**WHAT YOU HAVE TO DO:** Locate every line in the records below that contains the word "this", and copy each one.

[Records from a collection of figures]
** START **
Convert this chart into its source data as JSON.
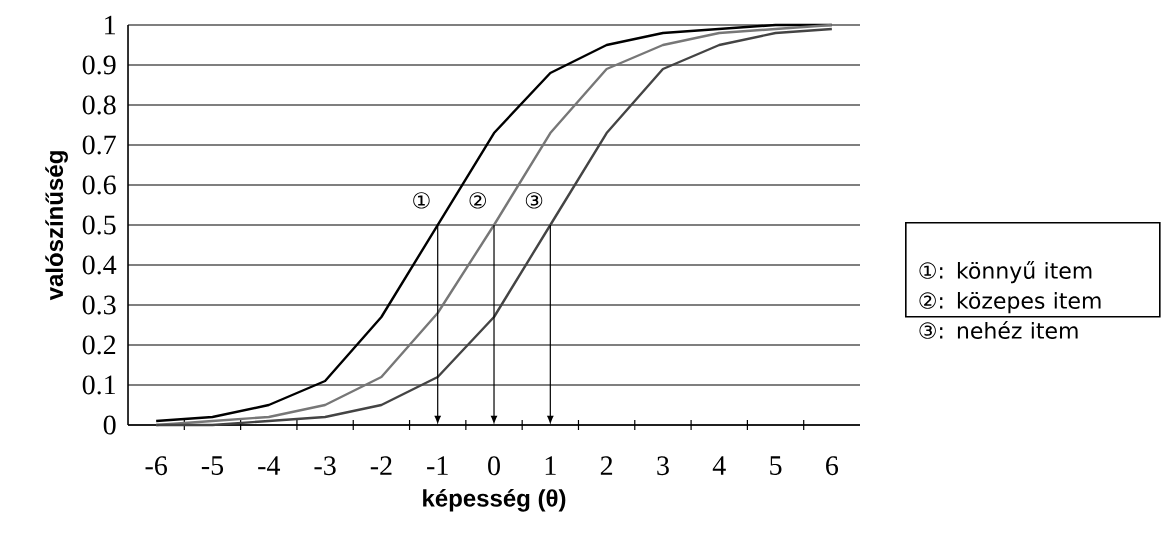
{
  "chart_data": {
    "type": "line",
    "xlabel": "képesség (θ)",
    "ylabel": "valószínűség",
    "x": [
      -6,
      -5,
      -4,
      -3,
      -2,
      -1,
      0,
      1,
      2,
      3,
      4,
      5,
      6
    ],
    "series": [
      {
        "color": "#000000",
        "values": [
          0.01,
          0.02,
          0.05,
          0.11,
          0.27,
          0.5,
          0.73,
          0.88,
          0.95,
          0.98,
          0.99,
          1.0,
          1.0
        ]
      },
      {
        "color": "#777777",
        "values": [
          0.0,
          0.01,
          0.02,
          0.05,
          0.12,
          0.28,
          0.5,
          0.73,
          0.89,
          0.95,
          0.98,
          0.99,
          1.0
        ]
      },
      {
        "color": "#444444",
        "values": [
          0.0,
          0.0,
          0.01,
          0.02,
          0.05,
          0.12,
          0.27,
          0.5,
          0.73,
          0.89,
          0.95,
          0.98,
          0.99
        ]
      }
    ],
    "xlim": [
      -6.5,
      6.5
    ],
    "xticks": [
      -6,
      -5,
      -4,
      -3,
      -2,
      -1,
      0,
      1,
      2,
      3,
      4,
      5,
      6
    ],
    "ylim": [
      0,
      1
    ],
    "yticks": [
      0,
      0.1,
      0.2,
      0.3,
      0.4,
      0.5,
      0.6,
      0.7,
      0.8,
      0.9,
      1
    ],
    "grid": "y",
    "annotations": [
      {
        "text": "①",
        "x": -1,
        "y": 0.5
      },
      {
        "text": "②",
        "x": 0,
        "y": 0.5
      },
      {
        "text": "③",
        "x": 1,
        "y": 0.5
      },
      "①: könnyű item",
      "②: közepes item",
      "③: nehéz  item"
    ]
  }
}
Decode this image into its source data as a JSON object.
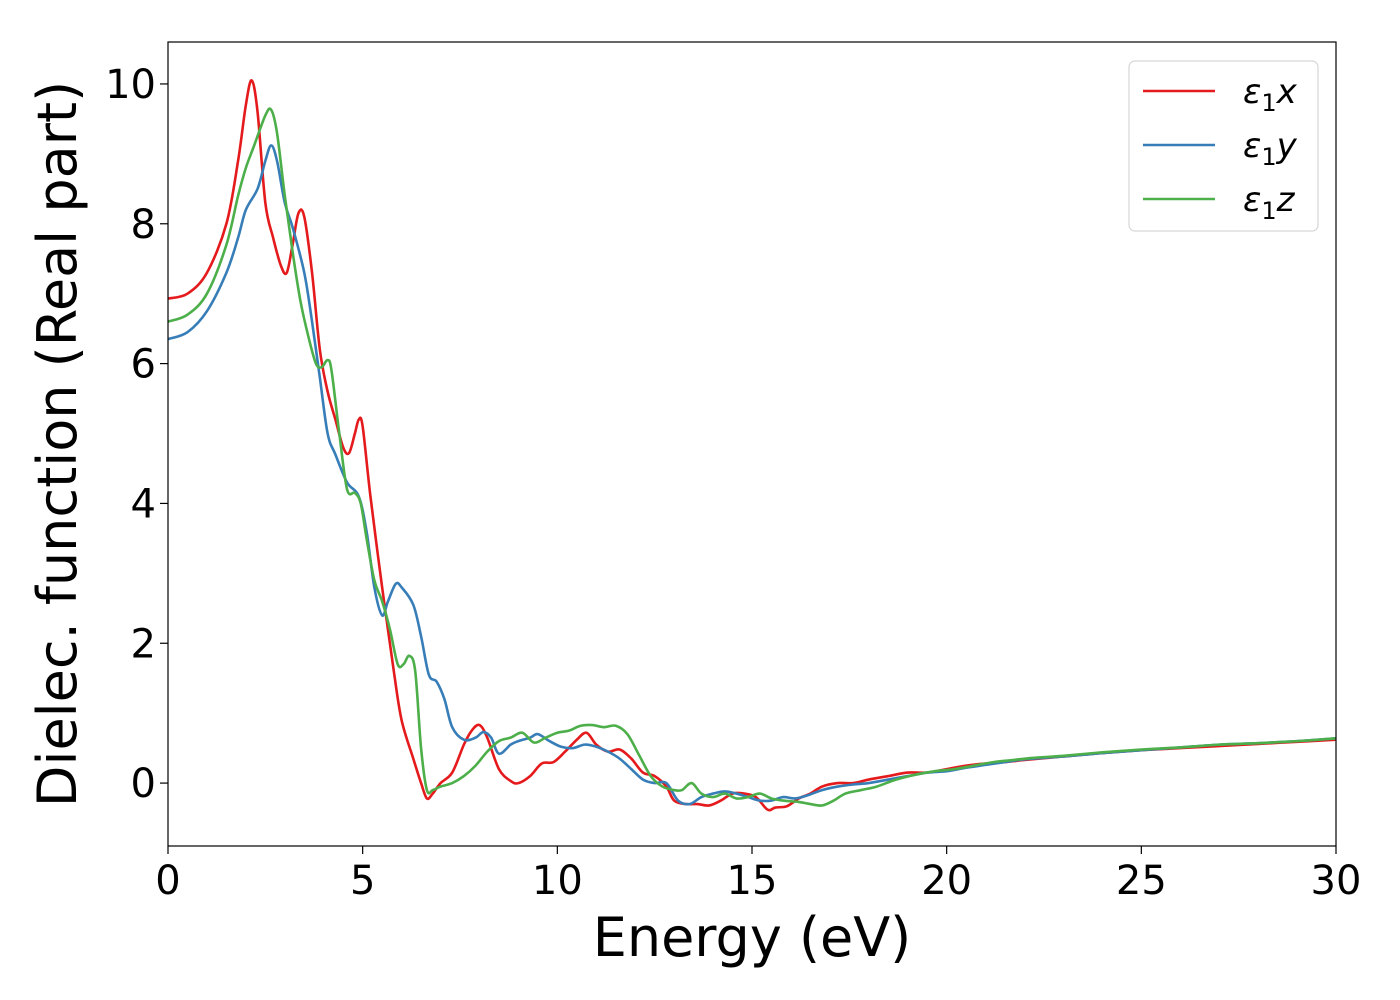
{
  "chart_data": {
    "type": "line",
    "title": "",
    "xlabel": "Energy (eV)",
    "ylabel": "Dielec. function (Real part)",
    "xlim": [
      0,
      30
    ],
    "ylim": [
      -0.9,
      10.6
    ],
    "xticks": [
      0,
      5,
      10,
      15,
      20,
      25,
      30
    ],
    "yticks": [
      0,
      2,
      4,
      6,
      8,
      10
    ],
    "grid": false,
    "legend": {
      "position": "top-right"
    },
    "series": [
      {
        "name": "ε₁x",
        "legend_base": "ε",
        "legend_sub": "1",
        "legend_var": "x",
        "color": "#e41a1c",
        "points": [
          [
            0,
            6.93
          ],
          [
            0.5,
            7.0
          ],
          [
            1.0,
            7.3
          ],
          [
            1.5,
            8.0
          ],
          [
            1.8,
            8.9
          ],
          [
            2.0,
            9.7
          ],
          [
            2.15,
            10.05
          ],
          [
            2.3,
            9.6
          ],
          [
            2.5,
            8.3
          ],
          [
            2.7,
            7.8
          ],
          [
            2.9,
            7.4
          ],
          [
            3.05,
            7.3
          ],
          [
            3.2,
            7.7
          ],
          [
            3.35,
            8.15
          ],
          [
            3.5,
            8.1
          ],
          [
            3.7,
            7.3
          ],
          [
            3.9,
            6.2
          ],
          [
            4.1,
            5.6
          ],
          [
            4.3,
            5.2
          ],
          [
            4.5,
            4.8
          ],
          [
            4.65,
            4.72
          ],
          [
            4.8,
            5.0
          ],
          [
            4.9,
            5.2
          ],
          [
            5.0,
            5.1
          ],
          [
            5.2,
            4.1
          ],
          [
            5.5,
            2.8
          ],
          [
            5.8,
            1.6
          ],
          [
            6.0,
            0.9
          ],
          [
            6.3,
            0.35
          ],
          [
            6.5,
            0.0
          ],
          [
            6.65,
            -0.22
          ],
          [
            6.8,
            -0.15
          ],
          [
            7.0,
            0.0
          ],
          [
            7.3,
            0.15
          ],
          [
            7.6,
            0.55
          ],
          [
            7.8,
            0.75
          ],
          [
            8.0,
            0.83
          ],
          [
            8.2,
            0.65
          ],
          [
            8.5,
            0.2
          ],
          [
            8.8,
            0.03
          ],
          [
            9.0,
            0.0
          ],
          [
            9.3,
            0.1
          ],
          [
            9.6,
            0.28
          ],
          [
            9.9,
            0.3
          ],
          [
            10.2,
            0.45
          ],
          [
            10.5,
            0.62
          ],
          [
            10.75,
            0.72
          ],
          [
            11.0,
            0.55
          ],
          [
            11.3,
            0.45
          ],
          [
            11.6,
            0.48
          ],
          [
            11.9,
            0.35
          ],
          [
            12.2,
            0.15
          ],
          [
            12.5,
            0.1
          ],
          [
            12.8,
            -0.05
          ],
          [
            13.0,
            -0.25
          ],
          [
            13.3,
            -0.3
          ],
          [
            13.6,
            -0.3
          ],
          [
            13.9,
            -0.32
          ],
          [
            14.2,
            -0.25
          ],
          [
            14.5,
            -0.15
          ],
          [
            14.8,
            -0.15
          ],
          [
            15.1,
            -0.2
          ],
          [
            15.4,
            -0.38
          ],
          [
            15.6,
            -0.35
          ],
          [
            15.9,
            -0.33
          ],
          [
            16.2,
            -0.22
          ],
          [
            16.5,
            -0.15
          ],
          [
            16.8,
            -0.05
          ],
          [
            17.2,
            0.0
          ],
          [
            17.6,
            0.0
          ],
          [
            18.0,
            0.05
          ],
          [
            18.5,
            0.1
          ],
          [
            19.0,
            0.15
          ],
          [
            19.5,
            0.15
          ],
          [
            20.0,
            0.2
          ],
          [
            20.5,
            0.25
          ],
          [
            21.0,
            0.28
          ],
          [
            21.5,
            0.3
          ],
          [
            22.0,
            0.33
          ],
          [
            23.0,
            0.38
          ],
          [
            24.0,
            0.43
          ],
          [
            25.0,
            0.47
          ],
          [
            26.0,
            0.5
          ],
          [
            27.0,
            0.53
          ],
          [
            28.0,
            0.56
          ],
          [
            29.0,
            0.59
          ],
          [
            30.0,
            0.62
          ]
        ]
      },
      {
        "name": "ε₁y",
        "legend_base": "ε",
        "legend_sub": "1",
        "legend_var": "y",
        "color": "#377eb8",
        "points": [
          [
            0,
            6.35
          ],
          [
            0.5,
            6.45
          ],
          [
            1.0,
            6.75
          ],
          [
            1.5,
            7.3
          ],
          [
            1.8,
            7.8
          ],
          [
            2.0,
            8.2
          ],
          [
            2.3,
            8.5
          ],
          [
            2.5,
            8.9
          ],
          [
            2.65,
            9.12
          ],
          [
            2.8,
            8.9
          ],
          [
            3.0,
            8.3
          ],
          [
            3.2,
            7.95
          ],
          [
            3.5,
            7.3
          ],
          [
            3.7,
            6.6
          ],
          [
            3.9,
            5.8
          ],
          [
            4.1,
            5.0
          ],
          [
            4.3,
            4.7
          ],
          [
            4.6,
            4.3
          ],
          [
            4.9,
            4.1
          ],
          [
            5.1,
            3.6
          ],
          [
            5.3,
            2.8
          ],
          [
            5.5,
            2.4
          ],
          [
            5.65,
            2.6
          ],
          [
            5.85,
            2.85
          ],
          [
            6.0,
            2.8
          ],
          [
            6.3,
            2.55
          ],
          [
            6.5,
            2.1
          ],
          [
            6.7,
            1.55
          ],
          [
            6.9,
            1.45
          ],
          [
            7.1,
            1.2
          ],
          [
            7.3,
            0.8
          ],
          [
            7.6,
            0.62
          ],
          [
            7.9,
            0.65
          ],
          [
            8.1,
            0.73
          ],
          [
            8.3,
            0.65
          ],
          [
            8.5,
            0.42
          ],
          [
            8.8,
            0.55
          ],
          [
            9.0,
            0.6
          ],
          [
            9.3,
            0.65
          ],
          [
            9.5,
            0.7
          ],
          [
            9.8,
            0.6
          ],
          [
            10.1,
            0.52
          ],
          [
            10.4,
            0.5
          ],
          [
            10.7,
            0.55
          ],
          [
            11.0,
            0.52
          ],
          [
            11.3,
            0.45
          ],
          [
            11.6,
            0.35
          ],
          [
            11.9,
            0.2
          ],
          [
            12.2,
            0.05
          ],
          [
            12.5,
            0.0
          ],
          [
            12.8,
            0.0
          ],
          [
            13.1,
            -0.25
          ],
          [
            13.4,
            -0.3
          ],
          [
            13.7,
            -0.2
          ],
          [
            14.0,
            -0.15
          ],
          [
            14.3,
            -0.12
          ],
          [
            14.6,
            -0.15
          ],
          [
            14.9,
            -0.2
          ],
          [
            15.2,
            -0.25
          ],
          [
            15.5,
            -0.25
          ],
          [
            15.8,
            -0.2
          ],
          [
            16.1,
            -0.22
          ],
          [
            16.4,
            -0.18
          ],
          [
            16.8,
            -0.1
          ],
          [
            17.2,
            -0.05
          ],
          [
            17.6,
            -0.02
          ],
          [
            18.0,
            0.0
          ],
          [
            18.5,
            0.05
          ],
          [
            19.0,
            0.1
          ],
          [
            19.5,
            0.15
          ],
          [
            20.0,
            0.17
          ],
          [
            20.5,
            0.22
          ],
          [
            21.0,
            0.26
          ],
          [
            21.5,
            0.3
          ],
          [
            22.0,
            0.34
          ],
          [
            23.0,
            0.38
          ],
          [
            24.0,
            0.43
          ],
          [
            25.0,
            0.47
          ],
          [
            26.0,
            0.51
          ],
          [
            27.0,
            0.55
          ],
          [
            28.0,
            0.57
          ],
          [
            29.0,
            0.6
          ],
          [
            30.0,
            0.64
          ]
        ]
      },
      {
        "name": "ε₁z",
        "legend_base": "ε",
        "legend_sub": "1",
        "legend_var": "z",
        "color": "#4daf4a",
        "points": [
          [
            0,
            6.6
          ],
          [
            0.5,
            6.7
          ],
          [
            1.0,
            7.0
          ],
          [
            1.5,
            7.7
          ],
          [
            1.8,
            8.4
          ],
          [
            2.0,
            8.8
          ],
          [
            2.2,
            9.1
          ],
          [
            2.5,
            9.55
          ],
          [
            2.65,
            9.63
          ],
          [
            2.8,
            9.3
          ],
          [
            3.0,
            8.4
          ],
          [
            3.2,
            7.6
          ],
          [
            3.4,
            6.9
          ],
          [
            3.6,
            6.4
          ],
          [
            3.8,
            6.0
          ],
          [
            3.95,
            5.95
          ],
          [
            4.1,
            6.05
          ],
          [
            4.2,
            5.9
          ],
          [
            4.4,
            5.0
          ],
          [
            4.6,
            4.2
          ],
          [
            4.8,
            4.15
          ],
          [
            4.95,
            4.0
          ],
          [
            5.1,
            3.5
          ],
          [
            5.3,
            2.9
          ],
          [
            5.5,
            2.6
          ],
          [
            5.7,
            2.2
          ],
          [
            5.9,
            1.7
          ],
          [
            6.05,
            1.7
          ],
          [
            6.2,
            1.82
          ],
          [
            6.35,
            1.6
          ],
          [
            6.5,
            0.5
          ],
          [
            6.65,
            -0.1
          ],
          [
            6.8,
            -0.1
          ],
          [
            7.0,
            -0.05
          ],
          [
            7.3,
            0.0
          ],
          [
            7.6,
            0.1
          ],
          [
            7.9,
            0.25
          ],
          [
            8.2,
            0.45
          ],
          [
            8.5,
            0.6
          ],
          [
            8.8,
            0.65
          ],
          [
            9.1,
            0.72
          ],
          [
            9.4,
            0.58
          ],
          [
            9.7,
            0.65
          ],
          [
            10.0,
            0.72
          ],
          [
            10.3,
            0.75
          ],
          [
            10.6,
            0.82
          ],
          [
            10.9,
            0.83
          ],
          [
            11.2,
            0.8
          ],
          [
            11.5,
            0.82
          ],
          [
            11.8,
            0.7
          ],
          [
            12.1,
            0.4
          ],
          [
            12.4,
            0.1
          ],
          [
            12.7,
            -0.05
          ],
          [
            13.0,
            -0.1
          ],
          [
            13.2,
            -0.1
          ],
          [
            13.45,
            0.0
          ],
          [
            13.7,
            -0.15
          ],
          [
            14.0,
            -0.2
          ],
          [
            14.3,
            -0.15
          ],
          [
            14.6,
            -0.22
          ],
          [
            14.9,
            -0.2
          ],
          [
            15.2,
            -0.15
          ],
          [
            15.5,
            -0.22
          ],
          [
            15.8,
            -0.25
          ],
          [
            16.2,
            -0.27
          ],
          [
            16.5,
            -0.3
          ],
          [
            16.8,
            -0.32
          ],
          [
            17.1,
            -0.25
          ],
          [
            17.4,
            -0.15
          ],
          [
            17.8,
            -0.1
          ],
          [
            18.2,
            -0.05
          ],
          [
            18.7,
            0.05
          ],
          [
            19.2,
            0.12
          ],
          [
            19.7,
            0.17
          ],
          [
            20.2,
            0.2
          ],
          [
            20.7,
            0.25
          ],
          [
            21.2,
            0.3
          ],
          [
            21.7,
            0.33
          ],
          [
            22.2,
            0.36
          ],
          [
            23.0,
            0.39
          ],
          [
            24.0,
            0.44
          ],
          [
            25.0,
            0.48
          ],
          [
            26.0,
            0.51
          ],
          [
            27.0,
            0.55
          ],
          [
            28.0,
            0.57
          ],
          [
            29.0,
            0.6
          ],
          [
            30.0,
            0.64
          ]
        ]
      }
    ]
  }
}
** END **
**FINAL RESULT:**
Convert this chart into its source data as JSON.
Decode this image into its source data as a JSON object.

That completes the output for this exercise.